- Problem to work on -
Find the lines holding the string "icon" in the data, then copy all of them.

(Bounding box prediction data)

──────────

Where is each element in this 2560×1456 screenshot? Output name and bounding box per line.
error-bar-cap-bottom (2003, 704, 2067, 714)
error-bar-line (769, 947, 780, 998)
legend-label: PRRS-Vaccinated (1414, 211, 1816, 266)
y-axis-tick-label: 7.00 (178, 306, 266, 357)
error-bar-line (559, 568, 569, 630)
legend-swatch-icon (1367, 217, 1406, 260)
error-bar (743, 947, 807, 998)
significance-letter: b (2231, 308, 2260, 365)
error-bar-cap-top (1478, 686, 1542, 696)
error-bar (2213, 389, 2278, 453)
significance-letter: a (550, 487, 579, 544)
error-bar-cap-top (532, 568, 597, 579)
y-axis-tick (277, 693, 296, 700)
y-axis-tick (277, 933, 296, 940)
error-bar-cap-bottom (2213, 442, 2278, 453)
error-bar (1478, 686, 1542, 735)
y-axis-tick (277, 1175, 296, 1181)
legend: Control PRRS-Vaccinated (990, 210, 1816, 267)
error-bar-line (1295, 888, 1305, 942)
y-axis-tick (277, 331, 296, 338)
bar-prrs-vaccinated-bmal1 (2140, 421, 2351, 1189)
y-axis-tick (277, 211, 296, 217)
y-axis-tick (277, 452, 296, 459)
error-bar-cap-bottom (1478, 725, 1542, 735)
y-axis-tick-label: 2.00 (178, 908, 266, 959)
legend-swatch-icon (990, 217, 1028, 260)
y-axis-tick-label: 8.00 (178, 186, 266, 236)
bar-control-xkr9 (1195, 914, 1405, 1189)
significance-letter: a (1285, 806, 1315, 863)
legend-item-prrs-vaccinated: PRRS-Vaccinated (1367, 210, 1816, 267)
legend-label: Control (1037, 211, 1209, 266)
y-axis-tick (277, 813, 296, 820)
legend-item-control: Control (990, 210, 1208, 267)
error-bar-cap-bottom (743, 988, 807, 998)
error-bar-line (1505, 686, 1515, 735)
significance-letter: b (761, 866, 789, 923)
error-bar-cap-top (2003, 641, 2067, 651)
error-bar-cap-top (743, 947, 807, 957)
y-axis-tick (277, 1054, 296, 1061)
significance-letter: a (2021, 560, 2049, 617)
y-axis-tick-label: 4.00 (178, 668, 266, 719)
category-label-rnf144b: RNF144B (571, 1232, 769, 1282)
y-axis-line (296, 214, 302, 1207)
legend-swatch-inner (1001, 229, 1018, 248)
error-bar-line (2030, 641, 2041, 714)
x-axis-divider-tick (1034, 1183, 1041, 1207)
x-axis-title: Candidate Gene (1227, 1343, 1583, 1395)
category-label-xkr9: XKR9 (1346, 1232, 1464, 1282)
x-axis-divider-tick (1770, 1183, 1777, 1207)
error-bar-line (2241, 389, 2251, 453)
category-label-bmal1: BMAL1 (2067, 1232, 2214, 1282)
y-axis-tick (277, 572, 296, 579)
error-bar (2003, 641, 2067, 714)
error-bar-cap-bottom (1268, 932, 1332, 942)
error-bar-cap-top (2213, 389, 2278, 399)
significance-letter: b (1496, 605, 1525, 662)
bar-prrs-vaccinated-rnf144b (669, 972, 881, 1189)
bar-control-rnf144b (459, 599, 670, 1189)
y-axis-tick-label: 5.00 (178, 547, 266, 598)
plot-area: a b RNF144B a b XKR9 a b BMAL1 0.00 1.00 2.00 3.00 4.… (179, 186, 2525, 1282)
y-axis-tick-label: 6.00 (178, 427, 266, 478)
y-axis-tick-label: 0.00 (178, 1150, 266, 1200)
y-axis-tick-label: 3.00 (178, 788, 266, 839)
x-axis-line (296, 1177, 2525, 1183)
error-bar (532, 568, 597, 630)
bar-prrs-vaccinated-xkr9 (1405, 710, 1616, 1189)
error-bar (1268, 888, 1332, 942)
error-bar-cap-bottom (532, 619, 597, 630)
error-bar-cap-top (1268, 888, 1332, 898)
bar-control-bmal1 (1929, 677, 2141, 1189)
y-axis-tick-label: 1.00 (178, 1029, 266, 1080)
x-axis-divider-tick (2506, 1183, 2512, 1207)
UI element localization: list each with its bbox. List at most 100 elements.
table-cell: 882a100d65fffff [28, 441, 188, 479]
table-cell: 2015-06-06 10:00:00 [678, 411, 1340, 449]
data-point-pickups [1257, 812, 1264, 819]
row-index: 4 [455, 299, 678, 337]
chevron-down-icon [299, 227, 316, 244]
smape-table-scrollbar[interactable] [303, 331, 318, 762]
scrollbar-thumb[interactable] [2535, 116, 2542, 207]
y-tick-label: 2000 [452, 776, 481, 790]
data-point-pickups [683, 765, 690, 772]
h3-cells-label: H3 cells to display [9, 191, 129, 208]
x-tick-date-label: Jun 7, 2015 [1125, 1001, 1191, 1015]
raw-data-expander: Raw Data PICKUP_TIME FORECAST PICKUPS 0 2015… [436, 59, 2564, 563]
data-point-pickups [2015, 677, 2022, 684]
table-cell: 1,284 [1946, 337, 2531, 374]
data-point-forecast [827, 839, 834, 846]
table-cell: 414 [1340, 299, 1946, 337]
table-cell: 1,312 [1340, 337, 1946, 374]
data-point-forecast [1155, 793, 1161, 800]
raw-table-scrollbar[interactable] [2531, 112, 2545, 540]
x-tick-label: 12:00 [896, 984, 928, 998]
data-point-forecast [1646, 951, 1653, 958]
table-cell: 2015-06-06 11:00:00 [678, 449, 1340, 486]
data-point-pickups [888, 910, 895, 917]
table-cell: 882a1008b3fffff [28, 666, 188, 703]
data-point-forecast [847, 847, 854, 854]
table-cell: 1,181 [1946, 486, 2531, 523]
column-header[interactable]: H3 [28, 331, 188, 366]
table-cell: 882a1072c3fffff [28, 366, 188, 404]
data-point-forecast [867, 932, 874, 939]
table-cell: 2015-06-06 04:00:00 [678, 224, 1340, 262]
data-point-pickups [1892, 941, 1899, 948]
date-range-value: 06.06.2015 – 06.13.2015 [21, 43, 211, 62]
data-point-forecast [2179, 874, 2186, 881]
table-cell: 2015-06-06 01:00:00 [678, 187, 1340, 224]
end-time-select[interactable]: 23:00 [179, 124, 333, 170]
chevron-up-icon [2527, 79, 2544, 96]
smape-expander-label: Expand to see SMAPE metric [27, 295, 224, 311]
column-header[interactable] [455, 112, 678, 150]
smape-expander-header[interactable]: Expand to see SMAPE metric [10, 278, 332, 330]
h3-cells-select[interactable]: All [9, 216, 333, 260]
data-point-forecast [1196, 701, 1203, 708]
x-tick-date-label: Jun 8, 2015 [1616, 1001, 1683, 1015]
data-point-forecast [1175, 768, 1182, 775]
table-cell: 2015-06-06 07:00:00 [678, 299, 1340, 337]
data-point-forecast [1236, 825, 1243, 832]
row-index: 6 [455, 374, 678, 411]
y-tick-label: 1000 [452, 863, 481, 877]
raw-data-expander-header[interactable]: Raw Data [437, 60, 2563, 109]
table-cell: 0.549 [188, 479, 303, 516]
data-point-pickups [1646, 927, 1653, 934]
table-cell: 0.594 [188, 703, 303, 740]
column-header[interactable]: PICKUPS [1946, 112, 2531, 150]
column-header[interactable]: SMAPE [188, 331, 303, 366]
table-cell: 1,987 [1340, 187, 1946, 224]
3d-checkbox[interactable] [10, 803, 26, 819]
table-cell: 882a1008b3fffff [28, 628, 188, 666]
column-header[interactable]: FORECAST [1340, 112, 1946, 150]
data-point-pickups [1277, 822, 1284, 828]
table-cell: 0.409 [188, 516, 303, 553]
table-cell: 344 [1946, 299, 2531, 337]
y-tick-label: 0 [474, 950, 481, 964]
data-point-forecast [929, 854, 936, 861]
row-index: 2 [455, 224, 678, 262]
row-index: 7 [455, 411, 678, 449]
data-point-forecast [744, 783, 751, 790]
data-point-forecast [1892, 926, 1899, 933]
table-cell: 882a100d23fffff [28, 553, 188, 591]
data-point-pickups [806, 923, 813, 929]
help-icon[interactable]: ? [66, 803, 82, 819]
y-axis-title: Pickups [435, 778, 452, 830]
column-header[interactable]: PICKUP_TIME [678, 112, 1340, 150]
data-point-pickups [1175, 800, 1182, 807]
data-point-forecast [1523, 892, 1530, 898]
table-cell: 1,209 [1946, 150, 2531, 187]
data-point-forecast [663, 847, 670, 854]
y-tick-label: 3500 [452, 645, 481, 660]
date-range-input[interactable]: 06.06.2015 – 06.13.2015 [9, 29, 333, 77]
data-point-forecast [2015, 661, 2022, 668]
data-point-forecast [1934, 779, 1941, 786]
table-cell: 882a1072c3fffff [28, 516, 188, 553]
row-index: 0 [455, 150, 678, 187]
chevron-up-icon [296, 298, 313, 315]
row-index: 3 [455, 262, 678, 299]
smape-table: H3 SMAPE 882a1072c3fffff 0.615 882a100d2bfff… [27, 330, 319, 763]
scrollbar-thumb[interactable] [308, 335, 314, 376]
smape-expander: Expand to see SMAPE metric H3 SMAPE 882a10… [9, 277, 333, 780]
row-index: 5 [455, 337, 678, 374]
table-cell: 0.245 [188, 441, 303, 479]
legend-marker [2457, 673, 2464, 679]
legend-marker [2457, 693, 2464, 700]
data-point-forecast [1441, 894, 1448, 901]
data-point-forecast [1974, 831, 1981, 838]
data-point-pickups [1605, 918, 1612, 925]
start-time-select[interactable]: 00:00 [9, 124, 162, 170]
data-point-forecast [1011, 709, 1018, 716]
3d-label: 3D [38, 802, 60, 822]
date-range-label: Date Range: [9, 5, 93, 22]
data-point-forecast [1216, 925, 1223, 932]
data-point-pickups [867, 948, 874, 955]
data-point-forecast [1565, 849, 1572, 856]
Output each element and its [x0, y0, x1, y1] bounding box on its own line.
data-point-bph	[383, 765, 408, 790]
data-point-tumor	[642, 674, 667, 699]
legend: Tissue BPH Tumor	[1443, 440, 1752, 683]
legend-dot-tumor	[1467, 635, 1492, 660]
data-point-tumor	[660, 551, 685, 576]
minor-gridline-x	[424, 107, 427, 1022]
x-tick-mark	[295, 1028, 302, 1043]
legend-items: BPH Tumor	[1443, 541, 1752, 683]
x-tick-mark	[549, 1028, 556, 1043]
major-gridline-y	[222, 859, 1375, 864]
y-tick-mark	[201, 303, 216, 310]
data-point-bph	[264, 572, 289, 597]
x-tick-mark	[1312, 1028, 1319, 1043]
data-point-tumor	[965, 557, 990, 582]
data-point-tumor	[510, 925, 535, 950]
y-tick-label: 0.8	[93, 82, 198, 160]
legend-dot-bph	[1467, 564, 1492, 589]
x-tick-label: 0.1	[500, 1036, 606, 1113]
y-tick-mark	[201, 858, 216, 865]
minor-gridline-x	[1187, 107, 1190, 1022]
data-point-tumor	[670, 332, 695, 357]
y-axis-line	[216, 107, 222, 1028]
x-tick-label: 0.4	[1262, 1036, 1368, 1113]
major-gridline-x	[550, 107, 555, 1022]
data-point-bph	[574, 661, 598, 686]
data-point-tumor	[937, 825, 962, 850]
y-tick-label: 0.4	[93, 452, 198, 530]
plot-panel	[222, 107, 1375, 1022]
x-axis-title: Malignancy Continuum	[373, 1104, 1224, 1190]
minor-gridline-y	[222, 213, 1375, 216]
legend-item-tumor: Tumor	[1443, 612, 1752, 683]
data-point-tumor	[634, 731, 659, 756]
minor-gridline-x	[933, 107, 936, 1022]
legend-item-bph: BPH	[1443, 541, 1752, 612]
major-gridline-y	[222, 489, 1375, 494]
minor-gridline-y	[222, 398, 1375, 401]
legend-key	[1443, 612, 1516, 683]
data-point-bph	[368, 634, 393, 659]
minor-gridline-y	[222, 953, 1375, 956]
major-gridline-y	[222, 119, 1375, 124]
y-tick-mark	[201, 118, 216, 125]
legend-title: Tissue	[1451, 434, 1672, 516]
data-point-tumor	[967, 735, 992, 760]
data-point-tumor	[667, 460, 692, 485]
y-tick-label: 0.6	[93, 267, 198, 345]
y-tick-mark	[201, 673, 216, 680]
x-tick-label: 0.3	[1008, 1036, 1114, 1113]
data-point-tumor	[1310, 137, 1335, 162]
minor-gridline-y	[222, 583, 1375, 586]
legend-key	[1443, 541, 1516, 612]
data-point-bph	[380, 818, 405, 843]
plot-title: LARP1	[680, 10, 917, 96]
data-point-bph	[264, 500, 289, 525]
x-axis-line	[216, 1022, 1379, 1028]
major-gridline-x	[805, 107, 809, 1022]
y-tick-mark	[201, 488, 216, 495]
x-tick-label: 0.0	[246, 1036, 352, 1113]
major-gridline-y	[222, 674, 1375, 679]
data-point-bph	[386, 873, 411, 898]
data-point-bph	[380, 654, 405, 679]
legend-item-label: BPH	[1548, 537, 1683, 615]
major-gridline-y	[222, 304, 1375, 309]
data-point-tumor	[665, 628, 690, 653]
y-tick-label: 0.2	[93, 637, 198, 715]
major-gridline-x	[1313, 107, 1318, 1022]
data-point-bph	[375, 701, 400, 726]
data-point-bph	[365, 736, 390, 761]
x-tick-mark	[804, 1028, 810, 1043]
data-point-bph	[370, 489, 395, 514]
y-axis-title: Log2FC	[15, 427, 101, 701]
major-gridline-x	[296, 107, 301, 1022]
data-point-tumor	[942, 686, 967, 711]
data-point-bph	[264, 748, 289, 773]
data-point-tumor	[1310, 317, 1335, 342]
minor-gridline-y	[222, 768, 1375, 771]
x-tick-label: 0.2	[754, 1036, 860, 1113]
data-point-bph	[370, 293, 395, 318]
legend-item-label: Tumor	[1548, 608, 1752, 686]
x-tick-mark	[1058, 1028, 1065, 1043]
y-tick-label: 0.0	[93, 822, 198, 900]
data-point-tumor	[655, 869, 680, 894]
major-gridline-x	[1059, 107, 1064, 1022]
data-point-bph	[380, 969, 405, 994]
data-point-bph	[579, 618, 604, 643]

──────────

- Answer space -
legend-swatch-icon (1367, 217, 1406, 260)
legend-swatch-icon (990, 217, 1028, 260)
chevron-down-icon [299, 227, 316, 244]
chevron-up-icon [2527, 79, 2544, 96]
help-icon[interactable]: ? [66, 803, 82, 819]
chevron-up-icon [296, 298, 313, 315]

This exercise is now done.